DO THIS —
Pull every line holding the string "grid" from the records below.

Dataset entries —
──────────

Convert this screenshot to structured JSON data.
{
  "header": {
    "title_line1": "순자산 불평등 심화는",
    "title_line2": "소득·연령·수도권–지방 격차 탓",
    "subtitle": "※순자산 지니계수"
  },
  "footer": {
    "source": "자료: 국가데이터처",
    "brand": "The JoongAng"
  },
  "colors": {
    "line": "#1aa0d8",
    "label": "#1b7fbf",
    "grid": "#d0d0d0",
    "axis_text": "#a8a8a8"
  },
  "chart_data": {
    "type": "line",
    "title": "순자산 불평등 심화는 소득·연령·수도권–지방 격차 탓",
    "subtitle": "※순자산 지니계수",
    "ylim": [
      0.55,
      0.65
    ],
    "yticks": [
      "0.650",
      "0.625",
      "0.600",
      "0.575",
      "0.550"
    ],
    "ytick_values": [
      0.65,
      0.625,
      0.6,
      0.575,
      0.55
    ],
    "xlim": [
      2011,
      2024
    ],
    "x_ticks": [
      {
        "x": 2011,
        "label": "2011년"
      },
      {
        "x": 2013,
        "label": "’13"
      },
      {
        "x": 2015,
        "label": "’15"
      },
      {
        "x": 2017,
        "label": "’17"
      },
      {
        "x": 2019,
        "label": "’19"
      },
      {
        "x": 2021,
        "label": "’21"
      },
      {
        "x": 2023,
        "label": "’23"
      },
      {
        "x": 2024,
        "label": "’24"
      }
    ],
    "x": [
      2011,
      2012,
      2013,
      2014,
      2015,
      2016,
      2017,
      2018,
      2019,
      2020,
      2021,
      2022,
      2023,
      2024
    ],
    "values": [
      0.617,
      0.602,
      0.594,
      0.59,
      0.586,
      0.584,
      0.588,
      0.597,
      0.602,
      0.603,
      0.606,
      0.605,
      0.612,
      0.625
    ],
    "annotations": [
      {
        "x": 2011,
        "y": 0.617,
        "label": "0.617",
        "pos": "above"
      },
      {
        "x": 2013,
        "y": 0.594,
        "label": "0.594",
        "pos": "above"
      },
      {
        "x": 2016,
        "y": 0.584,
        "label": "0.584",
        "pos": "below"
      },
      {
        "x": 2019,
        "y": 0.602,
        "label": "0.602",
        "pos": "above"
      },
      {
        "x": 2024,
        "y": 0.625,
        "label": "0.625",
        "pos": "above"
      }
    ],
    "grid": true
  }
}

──────────

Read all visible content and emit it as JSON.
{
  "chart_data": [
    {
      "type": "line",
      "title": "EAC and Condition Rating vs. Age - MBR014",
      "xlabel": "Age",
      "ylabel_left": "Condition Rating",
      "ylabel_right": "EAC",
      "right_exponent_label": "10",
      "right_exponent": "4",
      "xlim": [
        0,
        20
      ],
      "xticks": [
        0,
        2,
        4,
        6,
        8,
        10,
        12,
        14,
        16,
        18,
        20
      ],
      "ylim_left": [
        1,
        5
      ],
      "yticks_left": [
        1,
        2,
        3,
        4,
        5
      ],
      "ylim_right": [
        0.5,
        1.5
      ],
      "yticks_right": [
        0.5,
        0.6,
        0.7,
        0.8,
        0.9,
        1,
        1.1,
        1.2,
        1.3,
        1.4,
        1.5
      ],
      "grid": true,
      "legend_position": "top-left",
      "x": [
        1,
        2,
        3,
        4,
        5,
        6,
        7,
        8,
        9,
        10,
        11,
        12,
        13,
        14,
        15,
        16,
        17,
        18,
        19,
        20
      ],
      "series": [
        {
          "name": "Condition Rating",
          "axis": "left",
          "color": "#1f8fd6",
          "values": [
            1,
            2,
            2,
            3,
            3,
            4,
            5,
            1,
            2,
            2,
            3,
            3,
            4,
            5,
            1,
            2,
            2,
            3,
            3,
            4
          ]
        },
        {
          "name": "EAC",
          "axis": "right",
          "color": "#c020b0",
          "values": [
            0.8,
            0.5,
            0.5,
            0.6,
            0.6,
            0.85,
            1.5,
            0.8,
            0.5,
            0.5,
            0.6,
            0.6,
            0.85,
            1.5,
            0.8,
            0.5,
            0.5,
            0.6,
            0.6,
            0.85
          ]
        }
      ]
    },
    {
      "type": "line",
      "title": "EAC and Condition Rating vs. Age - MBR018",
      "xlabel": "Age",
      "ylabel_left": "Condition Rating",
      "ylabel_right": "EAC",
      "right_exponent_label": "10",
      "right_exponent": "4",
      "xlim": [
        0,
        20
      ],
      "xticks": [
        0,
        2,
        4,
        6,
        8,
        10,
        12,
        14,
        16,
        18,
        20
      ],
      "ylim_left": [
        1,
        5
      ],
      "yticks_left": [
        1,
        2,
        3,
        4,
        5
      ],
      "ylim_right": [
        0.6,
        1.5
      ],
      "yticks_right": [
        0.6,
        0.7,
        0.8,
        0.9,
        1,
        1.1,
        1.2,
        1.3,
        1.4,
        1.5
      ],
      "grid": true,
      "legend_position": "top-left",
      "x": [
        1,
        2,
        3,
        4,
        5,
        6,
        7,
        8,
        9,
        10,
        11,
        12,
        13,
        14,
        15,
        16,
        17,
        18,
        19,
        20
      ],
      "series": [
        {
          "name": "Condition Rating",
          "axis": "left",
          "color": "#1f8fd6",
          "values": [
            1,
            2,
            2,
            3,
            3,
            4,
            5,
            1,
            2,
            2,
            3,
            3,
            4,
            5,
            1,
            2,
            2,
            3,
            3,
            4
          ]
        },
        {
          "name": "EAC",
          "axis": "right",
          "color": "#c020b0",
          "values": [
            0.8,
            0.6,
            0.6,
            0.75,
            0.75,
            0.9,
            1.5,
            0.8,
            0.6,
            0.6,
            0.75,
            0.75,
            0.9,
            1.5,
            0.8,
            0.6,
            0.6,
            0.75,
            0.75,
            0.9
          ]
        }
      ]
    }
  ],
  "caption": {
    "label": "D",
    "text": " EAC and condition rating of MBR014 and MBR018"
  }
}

──────────

RESULT OF THE TASK —
    "grid": "#d0d0d0",
    "grid": true
      "grid": true,
      "grid": true,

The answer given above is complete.